Report all lines from the entries below in which "JSON" appears.

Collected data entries
_ _ _ _ _ _ _
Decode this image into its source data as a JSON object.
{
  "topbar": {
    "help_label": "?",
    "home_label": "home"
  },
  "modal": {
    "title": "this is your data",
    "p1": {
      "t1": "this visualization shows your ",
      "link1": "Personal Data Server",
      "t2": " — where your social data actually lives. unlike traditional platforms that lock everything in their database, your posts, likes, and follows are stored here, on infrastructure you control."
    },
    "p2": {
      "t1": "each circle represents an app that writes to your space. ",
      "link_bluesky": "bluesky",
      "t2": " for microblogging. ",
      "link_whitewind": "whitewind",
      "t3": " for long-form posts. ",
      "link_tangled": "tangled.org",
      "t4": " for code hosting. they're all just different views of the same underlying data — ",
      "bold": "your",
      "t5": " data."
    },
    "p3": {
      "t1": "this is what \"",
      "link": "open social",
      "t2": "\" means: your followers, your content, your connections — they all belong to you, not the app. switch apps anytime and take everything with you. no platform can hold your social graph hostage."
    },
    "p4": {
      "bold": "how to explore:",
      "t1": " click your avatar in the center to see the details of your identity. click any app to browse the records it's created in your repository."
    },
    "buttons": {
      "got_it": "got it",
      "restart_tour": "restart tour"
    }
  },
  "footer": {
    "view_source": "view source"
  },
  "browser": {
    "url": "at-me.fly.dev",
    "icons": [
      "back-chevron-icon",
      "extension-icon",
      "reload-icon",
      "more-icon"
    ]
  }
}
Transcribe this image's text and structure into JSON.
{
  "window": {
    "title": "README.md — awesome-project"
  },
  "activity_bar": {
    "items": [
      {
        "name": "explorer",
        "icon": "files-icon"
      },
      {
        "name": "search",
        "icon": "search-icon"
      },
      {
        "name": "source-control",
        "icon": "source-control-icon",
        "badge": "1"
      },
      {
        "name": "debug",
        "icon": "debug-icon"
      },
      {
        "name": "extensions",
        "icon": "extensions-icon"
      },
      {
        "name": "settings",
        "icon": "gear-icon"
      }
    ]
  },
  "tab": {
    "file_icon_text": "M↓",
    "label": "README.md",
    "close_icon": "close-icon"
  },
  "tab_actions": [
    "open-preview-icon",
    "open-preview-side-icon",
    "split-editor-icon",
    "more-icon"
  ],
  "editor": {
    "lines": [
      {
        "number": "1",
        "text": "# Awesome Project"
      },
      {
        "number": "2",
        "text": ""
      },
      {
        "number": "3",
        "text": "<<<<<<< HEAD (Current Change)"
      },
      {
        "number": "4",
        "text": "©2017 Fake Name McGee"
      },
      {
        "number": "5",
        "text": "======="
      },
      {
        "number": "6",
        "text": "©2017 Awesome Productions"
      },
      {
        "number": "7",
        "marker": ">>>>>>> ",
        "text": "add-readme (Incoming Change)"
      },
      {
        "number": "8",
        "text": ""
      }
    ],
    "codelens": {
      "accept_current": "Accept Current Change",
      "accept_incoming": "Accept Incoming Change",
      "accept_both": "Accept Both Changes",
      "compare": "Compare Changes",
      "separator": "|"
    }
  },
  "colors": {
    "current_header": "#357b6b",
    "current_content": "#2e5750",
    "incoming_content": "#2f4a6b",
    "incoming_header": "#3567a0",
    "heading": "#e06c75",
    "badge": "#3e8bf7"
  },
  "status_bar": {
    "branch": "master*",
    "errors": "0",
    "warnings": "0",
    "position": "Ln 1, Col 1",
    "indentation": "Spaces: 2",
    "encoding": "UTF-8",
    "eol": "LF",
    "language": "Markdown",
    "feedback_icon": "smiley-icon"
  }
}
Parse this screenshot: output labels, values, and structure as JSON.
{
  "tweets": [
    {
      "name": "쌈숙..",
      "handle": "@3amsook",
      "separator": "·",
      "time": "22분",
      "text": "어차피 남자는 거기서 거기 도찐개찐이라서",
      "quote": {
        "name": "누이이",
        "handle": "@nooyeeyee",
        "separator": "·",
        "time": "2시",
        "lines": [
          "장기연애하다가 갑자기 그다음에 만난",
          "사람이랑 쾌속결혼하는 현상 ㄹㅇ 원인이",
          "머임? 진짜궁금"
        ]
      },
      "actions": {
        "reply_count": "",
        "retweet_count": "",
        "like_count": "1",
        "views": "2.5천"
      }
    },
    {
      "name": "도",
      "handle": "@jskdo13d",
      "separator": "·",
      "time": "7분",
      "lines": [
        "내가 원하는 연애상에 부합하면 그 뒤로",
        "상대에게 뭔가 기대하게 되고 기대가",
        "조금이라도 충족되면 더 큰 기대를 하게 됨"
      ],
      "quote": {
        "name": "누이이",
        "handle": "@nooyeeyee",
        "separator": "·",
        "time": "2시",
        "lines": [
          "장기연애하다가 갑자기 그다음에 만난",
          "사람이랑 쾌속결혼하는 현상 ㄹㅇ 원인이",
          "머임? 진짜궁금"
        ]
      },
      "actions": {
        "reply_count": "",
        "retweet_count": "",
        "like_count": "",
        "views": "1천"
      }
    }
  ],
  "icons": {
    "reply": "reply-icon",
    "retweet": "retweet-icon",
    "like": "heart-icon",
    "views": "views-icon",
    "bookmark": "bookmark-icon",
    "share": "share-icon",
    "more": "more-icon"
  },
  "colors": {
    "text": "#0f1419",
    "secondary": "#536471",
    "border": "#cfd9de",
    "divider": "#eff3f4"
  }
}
_ _ _ _ _ _ _
* **Task response**
Decode this image into its source data as a JSON object.
Transcribe this image's text and structure into JSON.
Parse this screenshot: output labels, values, and structure as JSON.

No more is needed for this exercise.